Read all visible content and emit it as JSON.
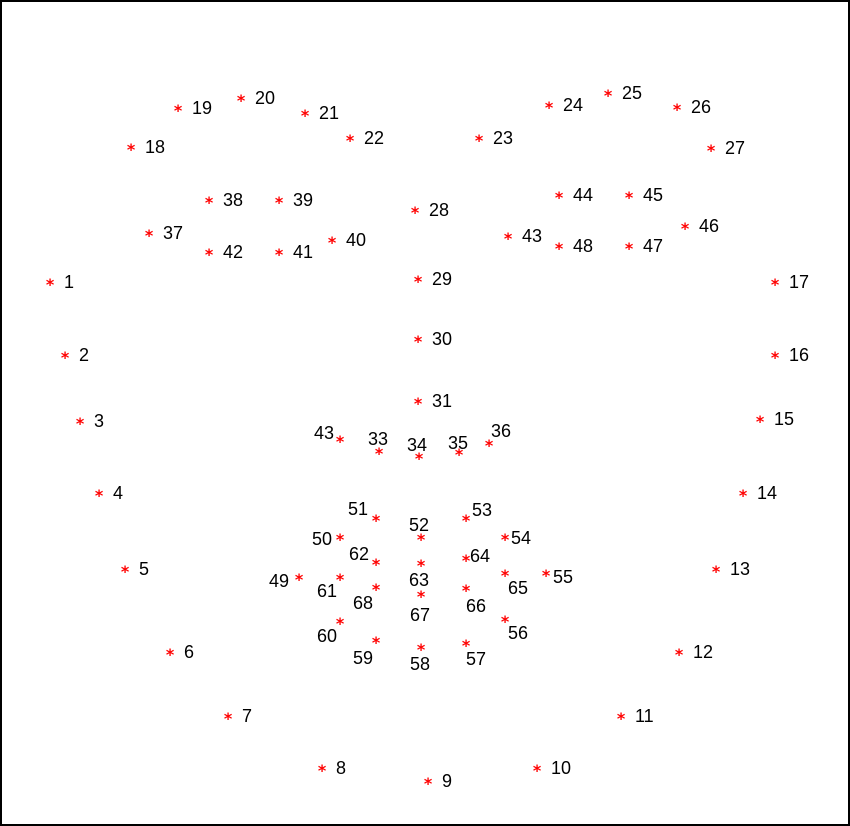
{
  "marker": {
    "symbol": "*",
    "color": "#ff0000"
  },
  "label_color": "#000000",
  "border_color": "#000000",
  "landmarks": [
    {
      "label": "1"
    },
    {
      "label": "2"
    },
    {
      "label": "3"
    },
    {
      "label": "4"
    },
    {
      "label": "5"
    },
    {
      "label": "6"
    },
    {
      "label": "7"
    },
    {
      "label": "8"
    },
    {
      "label": "9"
    },
    {
      "label": "10"
    },
    {
      "label": "11"
    },
    {
      "label": "12"
    },
    {
      "label": "13"
    },
    {
      "label": "14"
    },
    {
      "label": "15"
    },
    {
      "label": "16"
    },
    {
      "label": "17"
    },
    {
      "label": "18"
    },
    {
      "label": "19"
    },
    {
      "label": "20"
    },
    {
      "label": "21"
    },
    {
      "label": "22"
    },
    {
      "label": "23"
    },
    {
      "label": "24"
    },
    {
      "label": "25"
    },
    {
      "label": "26"
    },
    {
      "label": "27"
    },
    {
      "label": "28"
    },
    {
      "label": "29"
    },
    {
      "label": "30"
    },
    {
      "label": "31"
    },
    {
      "label": "43"
    },
    {
      "label": "33"
    },
    {
      "label": "34"
    },
    {
      "label": "35"
    },
    {
      "label": "36"
    },
    {
      "label": "37"
    },
    {
      "label": "38"
    },
    {
      "label": "39"
    },
    {
      "label": "40"
    },
    {
      "label": "41"
    },
    {
      "label": "42"
    },
    {
      "label": "43"
    },
    {
      "label": "44"
    },
    {
      "label": "45"
    },
    {
      "label": "46"
    },
    {
      "label": "47"
    },
    {
      "label": "48"
    },
    {
      "label": "49"
    },
    {
      "label": "50"
    },
    {
      "label": "51"
    },
    {
      "label": "52"
    },
    {
      "label": "53"
    },
    {
      "label": "54"
    },
    {
      "label": "55"
    },
    {
      "label": "56"
    },
    {
      "label": "57"
    },
    {
      "label": "58"
    },
    {
      "label": "59"
    },
    {
      "label": "60"
    },
    {
      "label": "61"
    },
    {
      "label": "62"
    },
    {
      "label": "63"
    },
    {
      "label": "64"
    },
    {
      "label": "65"
    },
    {
      "label": "66"
    },
    {
      "label": "67"
    },
    {
      "label": "68"
    }
  ]
}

◆ ◆ ◆ ◆

- [Set exercise]: Set the listing down in full and exactly. Pictures within it should not appear in the copy.

- [Output for this exercise]:
Read all visible content and emit it as JSON.
{
  "marker": {
    "symbol": "*",
    "color": "#ff0000"
  },
  "label_color": "#000000",
  "border_color": "#000000",
  "landmarks": [
    {
      "label": "1"
    },
    {
      "label": "2"
    },
    {
      "label": "3"
    },
    {
      "label": "4"
    },
    {
      "label": "5"
    },
    {
      "label": "6"
    },
    {
      "label": "7"
    },
    {
      "label": "8"
    },
    {
      "label": "9"
    },
    {
      "label": "10"
    },
    {
      "label": "11"
    },
    {
      "label": "12"
    },
    {
      "label": "13"
    },
    {
      "label": "14"
    },
    {
      "label": "15"
    },
    {
      "label": "16"
    },
    {
      "label": "17"
    },
    {
      "label": "18"
    },
    {
      "label": "19"
    },
    {
      "label": "20"
    },
    {
      "label": "21"
    },
    {
      "label": "22"
    },
    {
      "label": "23"
    },
    {
      "label": "24"
    },
    {
      "label": "25"
    },
    {
      "label": "26"
    },
    {
      "label": "27"
    },
    {
      "label": "28"
    },
    {
      "label": "29"
    },
    {
      "label": "30"
    },
    {
      "label": "31"
    },
    {
      "label": "43"
    },
    {
      "label": "33"
    },
    {
      "label": "34"
    },
    {
      "label": "35"
    },
    {
      "label": "36"
    },
    {
      "label": "37"
    },
    {
      "label": "38"
    },
    {
      "label": "39"
    },
    {
      "label": "40"
    },
    {
      "label": "41"
    },
    {
      "label": "42"
    },
    {
      "label": "43"
    },
    {
      "label": "44"
    },
    {
      "label": "45"
    },
    {
      "label": "46"
    },
    {
      "label": "47"
    },
    {
      "label": "48"
    },
    {
      "label": "49"
    },
    {
      "label": "50"
    },
    {
      "label": "51"
    },
    {
      "label": "52"
    },
    {
      "label": "53"
    },
    {
      "label": "54"
    },
    {
      "label": "55"
    },
    {
      "label": "56"
    },
    {
      "label": "57"
    },
    {
      "label": "58"
    },
    {
      "label": "59"
    },
    {
      "label": "60"
    },
    {
      "label": "61"
    },
    {
      "label": "62"
    },
    {
      "label": "63"
    },
    {
      "label": "64"
    },
    {
      "label": "65"
    },
    {
      "label": "66"
    },
    {
      "label": "67"
    },
    {
      "label": "68"
    }
  ]
}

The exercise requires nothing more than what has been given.